* Your task *
The records below need retyping in full; give them again exactly.

* Supplied information *
_ _ _ _ _ _ _

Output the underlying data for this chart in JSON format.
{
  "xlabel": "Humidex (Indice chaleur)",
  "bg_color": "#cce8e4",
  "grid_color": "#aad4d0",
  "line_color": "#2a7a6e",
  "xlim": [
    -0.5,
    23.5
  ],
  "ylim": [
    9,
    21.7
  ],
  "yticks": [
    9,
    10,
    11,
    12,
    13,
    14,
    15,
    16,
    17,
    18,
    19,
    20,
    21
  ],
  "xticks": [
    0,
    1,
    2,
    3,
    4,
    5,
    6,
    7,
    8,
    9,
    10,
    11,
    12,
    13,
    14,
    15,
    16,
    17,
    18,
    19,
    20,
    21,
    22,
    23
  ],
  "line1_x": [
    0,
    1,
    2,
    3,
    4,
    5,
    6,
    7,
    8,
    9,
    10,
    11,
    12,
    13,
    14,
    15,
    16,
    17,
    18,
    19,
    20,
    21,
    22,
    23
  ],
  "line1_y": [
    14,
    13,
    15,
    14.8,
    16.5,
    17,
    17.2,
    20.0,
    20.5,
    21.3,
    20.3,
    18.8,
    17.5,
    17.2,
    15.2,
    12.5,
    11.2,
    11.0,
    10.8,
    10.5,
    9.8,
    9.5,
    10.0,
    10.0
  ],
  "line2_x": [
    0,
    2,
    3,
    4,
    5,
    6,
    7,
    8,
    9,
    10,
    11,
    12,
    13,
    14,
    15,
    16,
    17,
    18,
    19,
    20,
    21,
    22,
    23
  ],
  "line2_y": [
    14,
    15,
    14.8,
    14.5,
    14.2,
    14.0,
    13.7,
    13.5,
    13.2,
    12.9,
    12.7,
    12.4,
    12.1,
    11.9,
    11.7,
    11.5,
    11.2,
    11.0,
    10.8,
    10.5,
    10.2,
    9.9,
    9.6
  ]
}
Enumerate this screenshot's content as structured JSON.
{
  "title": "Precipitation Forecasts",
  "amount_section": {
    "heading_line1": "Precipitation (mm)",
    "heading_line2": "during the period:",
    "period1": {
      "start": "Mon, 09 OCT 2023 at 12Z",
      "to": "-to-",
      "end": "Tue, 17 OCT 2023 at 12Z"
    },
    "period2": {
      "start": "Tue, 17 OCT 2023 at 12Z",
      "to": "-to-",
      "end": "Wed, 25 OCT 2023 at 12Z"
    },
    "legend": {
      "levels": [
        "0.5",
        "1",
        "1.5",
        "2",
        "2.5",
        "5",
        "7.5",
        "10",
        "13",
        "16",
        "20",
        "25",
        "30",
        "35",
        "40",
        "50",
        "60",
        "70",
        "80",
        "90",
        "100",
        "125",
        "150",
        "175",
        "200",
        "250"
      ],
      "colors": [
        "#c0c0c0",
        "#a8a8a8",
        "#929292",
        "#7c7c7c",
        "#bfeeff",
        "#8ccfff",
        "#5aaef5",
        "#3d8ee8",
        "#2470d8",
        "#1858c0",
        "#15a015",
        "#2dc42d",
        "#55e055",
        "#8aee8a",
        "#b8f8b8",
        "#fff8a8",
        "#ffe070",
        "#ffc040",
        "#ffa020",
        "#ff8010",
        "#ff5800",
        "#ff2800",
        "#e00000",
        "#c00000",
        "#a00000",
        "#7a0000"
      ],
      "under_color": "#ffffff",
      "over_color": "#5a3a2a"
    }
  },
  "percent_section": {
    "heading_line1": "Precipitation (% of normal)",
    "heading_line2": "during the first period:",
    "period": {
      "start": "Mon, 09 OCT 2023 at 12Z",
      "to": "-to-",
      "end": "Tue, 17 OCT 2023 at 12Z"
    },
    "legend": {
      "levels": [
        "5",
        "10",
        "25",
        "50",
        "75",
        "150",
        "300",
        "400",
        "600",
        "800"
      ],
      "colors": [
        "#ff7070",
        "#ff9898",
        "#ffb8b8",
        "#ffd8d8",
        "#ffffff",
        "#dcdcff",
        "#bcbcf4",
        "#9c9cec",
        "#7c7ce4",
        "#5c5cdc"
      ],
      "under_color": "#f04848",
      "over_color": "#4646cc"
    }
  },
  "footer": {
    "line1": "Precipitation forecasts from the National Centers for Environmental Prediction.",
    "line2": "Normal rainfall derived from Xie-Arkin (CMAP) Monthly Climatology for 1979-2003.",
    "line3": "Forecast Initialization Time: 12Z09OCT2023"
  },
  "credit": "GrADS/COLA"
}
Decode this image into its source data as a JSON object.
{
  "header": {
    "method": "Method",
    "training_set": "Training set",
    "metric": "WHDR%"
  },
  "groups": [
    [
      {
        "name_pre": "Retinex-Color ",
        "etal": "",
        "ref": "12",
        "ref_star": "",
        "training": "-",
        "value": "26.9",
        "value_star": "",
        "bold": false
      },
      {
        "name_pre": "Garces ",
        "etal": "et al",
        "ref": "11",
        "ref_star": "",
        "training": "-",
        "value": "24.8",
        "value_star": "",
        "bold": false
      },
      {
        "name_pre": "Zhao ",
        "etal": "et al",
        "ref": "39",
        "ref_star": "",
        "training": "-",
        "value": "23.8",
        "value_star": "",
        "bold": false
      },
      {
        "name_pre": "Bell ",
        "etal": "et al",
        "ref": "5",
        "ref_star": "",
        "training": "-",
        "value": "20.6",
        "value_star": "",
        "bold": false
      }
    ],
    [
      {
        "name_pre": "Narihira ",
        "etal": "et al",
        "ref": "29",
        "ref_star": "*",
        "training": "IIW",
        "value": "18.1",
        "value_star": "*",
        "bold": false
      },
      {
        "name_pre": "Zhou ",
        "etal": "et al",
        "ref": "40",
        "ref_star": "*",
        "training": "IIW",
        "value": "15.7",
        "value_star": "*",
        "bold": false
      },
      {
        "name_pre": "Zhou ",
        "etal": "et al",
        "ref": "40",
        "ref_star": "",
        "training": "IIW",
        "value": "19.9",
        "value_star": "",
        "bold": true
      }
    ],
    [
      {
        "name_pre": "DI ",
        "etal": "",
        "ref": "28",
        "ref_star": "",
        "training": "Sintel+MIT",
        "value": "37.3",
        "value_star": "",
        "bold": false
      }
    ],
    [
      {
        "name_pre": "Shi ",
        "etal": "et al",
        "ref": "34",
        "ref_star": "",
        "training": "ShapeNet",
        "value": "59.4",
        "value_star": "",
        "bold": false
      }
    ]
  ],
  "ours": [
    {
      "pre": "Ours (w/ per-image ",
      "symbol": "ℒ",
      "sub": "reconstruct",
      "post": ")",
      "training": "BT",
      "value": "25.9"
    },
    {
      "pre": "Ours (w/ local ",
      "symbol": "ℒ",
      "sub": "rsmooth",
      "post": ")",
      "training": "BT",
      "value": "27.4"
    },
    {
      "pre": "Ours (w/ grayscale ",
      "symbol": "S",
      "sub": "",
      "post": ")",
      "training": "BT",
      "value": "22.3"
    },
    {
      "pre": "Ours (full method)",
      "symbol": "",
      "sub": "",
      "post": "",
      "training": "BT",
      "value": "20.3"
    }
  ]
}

_ _ _ _ _ _ _

* Problem solution *
Output the underlying data for this chart in JSON format.
{
  "xlabel": "Humidex (Indice chaleur)",
  "bg_color": "#cce8e4",
  "grid_color": "#aad4d0",
  "line_color": "#2a7a6e",
  "xlim": [
    -0.5,
    23.5
  ],
  "ylim": [
    9,
    21.7
  ],
  "yticks": [
    9,
    10,
    11,
    12,
    13,
    14,
    15,
    16,
    17,
    18,
    19,
    20,
    21
  ],
  "xticks": [
    0,
    1,
    2,
    3,
    4,
    5,
    6,
    7,
    8,
    9,
    10,
    11,
    12,
    13,
    14,
    15,
    16,
    17,
    18,
    19,
    20,
    21,
    22,
    23
  ],
  "line1_x": [
    0,
    1,
    2,
    3,
    4,
    5,
    6,
    7,
    8,
    9,
    10,
    11,
    12,
    13,
    14,
    15,
    16,
    17,
    18,
    19,
    20,
    21,
    22,
    23
  ],
  "line1_y": [
    14,
    13,
    15,
    14.8,
    16.5,
    17,
    17.2,
    20.0,
    20.5,
    21.3,
    20.3,
    18.8,
    17.5,
    17.2,
    15.2,
    12.5,
    11.2,
    11.0,
    10.8,
    10.5,
    9.8,
    9.5,
    10.0,
    10.0
  ],
  "line2_x": [
    0,
    2,
    3,
    4,
    5,
    6,
    7,
    8,
    9,
    10,
    11,
    12,
    13,
    14,
    15,
    16,
    17,
    18,
    19,
    20,
    21,
    22,
    23
  ],
  "line2_y": [
    14,
    15,
    14.8,
    14.5,
    14.2,
    14.0,
    13.7,
    13.5,
    13.2,
    12.9,
    12.7,
    12.4,
    12.1,
    11.9,
    11.7,
    11.5,
    11.2,
    11.0,
    10.8,
    10.5,
    10.2,
    9.9,
    9.6
  ]
}
Enumerate this screenshot's content as structured JSON.
{
  "title": "Precipitation Forecasts",
  "amount_section": {
    "heading_line1": "Precipitation (mm)",
    "heading_line2": "during the period:",
    "period1": {
      "start": "Mon, 09 OCT 2023 at 12Z",
      "to": "-to-",
      "end": "Tue, 17 OCT 2023 at 12Z"
    },
    "period2": {
      "start": "Tue, 17 OCT 2023 at 12Z",
      "to": "-to-",
      "end": "Wed, 25 OCT 2023 at 12Z"
    },
    "legend": {
      "levels": [
        "0.5",
        "1",
        "1.5",
        "2",
        "2.5",
        "5",
        "7.5",
        "10",
        "13",
        "16",
        "20",
        "25",
        "30",
        "35",
        "40",
        "50",
        "60",
        "70",
        "80",
        "90",
        "100",
        "125",
        "150",
        "175",
        "200",
        "250"
      ],
      "colors": [
        "#c0c0c0",
        "#a8a8a8",
        "#929292",
        "#7c7c7c",
        "#bfeeff",
        "#8ccfff",
        "#5aaef5",
        "#3d8ee8",
        "#2470d8",
        "#1858c0",
        "#15a015",
        "#2dc42d",
        "#55e055",
        "#8aee8a",
        "#b8f8b8",
        "#fff8a8",
        "#ffe070",
        "#ffc040",
        "#ffa020",
        "#ff8010",
        "#ff5800",
        "#ff2800",
        "#e00000",
        "#c00000",
        "#a00000",
        "#7a0000"
      ],
      "under_color": "#ffffff",
      "over_color": "#5a3a2a"
    }
  },
  "percent_section": {
    "heading_line1": "Precipitation (% of normal)",
    "heading_line2": "during the first period:",
    "period": {
      "start": "Mon, 09 OCT 2023 at 12Z",
      "to": "-to-",
      "end": "Tue, 17 OCT 2023 at 12Z"
    },
    "legend": {
      "levels": [
        "5",
        "10",
        "25",
        "50",
        "75",
        "150",
        "300",
        "400",
        "600",
        "800"
      ],
      "colors": [
        "#ff7070",
        "#ff9898",
        "#ffb8b8",
        "#ffd8d8",
        "#ffffff",
        "#dcdcff",
        "#bcbcf4",
        "#9c9cec",
        "#7c7ce4",
        "#5c5cdc"
      ],
      "under_color": "#f04848",
      "over_color": "#4646cc"
    }
  },
  "footer": {
    "line1": "Precipitation forecasts from the National Centers for Environmental Prediction.",
    "line2": "Normal rainfall derived from Xie-Arkin (CMAP) Monthly Climatology for 1979-2003.",
    "line3": "Forecast Initialization Time: 12Z09OCT2023"
  },
  "credit": "GrADS/COLA"
}
Decode this image into its source data as a JSON object.
{
  "header": {
    "method": "Method",
    "training_set": "Training set",
    "metric": "WHDR%"
  },
  "groups": [
    [
      {
        "name_pre": "Retinex-Color ",
        "etal": "",
        "ref": "12",
        "ref_star": "",
        "training": "-",
        "value": "26.9",
        "value_star": "",
        "bold": false
      },
      {
        "name_pre": "Garces ",
        "etal": "et al",
        "ref": "11",
        "ref_star": "",
        "training": "-",
        "value": "24.8",
        "value_star": "",
        "bold": false
      },
      {
        "name_pre": "Zhao ",
        "etal": "et al",
        "ref": "39",
        "ref_star": "",
        "training": "-",
        "value": "23.8",
        "value_star": "",
        "bold": false
      },
      {
        "name_pre": "Bell ",
        "etal": "et al",
        "ref": "5",
        "ref_star": "",
        "training": "-",
        "value": "20.6",
        "value_star": "",
        "bold": false
      }
    ],
    [
      {
        "name_pre": "Narihira ",
        "etal": "et al",
        "ref": "29",
        "ref_star": "*",
        "training": "IIW",
        "value": "18.1",
        "value_star": "*",
        "bold": false
      },
      {
        "name_pre": "Zhou ",
        "etal": "et al",
        "ref": "40",
        "ref_star": "*",
        "training": "IIW",
        "value": "15.7",
        "value_star": "*",
        "bold": false
      },
      {
        "name_pre": "Zhou ",
        "etal": "et al",
        "ref": "40",
        "ref_star": "",
        "training": "IIW",
        "value": "19.9",
        "value_star": "",
        "bold": true
      }
    ],
    [
      {
        "name_pre": "DI ",
        "etal": "",
        "ref": "28",
        "ref_star": "",
        "training": "Sintel+MIT",
        "value": "37.3",
        "value_star": "",
        "bold": false
      }
    ],
    [
      {
        "name_pre": "Shi ",
        "etal": "et al",
        "ref": "34",
        "ref_star": "",
        "training": "ShapeNet",
        "value": "59.4",
        "value_star": "",
        "bold": false
      }
    ]
  ],
  "ours": [
    {
      "pre": "Ours (w/ per-image ",
      "symbol": "ℒ",
      "sub": "reconstruct",
      "post": ")",
      "training": "BT",
      "value": "25.9"
    },
    {
      "pre": "Ours (w/ local ",
      "symbol": "ℒ",
      "sub": "rsmooth",
      "post": ")",
      "training": "BT",
      "value": "27.4"
    },
    {
      "pre": "Ours (w/ grayscale ",
      "symbol": "S",
      "sub": "",
      "post": ")",
      "training": "BT",
      "value": "22.3"
    },
    {
      "pre": "Ours (full method)",
      "symbol": "",
      "sub": "",
      "post": "",
      "training": "BT",
      "value": "20.3"
    }
  ]
}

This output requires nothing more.